(Data entries)
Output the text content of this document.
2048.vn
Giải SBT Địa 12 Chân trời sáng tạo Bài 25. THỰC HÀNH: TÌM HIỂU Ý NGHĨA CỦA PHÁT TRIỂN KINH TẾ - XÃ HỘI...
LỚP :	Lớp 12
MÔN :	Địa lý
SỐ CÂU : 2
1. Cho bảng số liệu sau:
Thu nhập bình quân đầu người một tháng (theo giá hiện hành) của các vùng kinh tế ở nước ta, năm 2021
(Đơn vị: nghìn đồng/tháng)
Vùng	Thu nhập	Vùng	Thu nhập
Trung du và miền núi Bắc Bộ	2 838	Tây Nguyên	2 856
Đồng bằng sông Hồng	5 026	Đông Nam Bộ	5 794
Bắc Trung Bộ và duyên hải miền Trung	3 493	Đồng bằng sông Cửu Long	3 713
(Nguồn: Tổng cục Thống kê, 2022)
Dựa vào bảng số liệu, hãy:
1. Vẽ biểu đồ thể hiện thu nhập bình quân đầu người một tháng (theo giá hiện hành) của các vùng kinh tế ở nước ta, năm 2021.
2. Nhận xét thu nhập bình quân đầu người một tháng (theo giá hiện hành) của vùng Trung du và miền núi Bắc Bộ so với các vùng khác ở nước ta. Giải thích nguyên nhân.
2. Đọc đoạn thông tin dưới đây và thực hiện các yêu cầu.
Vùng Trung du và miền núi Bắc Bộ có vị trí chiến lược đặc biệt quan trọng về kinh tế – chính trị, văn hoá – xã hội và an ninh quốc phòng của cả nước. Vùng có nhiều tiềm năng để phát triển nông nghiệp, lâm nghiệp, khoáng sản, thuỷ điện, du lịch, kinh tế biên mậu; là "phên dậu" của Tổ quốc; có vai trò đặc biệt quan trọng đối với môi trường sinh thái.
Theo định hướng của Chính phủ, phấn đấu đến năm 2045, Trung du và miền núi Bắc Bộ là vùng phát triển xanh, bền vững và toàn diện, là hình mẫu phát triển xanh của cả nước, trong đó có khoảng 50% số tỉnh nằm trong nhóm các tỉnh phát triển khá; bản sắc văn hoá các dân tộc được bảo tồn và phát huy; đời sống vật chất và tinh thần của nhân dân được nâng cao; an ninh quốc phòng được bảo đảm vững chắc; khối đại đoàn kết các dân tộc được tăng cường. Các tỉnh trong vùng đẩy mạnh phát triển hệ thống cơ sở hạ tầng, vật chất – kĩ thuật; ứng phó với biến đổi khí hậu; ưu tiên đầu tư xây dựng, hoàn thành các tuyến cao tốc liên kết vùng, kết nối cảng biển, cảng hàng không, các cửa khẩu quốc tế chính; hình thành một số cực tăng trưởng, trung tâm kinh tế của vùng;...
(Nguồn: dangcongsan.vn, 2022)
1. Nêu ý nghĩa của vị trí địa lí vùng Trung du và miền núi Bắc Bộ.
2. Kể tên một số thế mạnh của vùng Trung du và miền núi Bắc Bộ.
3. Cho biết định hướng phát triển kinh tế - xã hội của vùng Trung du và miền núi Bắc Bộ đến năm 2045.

---

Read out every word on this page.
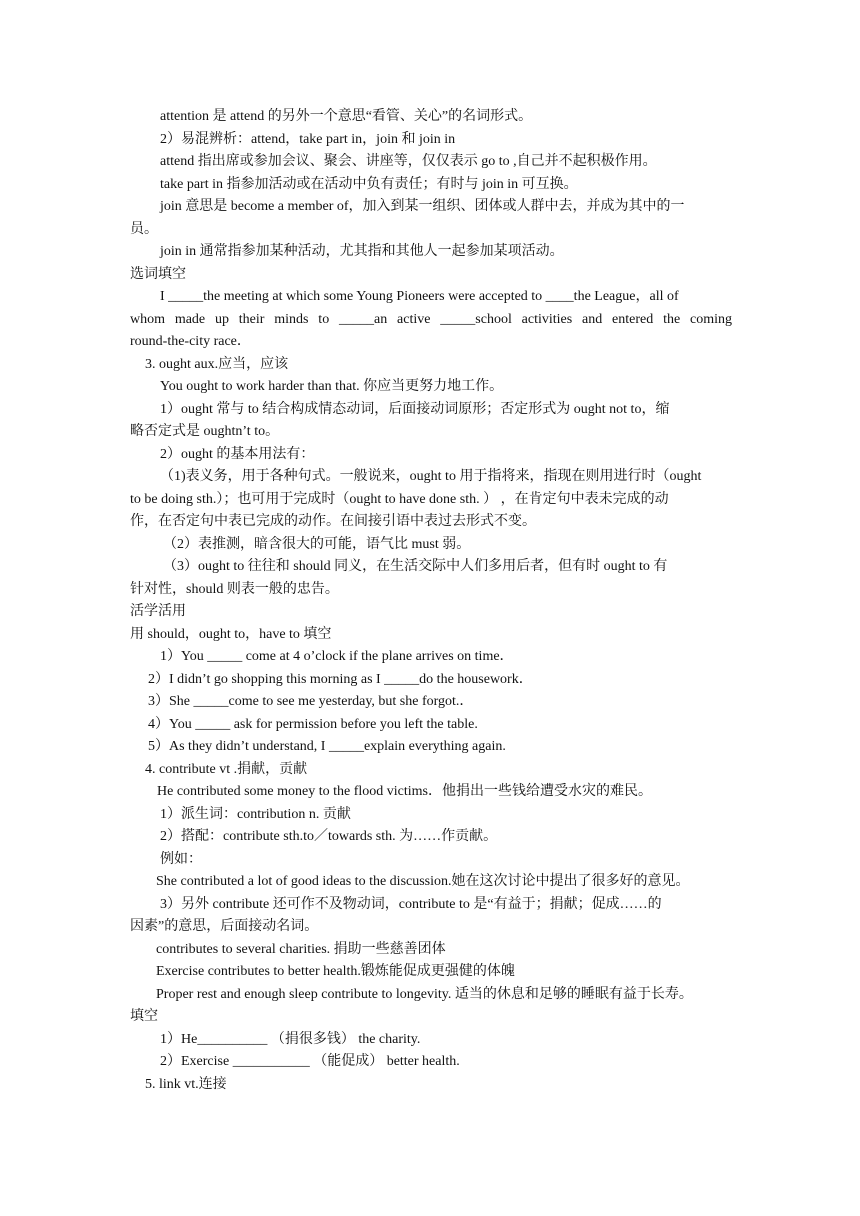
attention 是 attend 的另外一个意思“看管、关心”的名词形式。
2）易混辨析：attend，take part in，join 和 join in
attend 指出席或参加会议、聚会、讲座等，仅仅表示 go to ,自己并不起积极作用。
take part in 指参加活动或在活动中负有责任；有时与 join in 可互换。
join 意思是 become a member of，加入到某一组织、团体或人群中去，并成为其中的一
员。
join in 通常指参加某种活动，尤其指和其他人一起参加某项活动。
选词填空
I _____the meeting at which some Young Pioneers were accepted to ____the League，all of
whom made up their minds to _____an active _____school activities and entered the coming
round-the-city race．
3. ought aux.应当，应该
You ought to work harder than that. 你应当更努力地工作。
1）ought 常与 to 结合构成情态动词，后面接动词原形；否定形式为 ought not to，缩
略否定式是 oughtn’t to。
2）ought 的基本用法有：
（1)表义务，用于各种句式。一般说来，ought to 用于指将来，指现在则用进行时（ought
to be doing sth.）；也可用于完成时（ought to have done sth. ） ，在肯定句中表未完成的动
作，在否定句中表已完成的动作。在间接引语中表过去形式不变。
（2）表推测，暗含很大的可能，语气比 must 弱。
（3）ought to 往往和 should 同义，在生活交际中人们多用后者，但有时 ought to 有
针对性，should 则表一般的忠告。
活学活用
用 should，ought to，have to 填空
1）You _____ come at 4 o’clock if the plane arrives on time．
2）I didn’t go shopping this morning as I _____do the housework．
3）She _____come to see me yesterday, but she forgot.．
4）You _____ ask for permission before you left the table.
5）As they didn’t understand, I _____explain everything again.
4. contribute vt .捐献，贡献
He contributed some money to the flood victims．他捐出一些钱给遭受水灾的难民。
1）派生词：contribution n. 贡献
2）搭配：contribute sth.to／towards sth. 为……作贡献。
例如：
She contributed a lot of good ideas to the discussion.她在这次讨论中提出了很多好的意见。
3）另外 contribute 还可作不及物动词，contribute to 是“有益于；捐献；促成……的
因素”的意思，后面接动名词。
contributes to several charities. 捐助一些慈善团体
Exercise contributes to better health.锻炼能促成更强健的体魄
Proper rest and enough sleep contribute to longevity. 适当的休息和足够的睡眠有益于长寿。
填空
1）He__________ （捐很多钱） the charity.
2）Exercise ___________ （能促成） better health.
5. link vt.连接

* * *

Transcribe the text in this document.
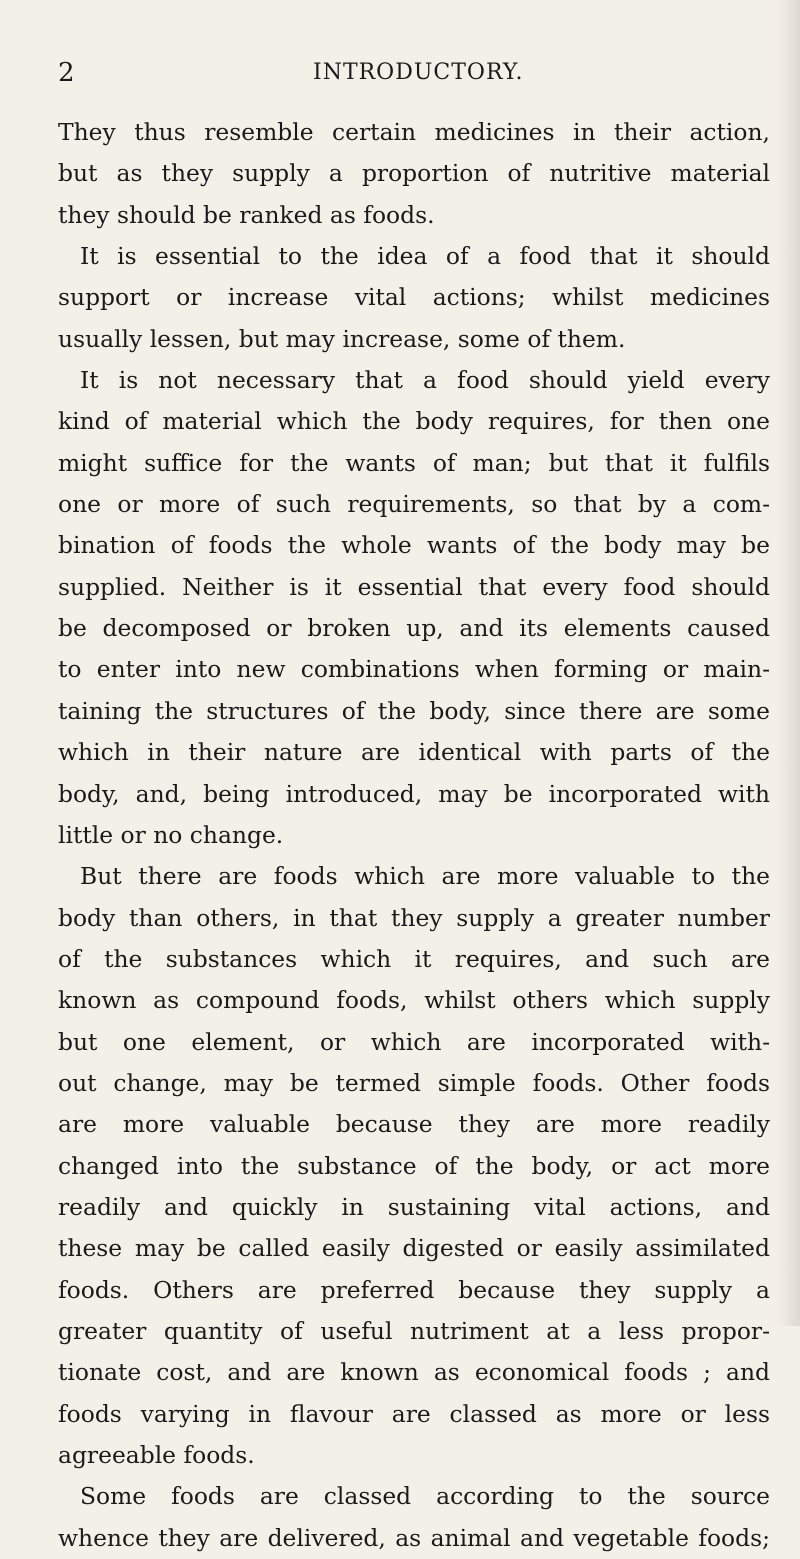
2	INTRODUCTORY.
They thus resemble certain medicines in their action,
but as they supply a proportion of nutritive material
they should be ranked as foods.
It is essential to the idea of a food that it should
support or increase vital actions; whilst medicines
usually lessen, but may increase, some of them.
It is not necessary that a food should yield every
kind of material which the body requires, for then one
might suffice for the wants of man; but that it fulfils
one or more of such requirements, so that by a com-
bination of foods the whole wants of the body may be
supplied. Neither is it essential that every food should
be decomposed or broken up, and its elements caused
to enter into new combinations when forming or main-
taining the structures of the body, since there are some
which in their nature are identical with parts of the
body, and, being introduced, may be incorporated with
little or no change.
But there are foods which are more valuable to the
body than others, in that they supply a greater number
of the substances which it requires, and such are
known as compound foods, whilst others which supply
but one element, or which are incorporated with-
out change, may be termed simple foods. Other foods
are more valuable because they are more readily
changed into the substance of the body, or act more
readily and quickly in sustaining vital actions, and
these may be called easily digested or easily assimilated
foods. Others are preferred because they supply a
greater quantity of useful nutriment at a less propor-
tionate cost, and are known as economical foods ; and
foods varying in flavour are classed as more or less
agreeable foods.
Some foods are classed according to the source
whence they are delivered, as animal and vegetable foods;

- TASK OBJECTIVE -
Look through the material above. Copy each line where the word "more" appears.

- EXERCISE SOLUTION -
one or more of such requirements, so that by a com-
But there are foods which are more valuable to the
are more valuable because they are more readily
changed into the substance of the body, or act more
foods varying in flavour are classed as more or less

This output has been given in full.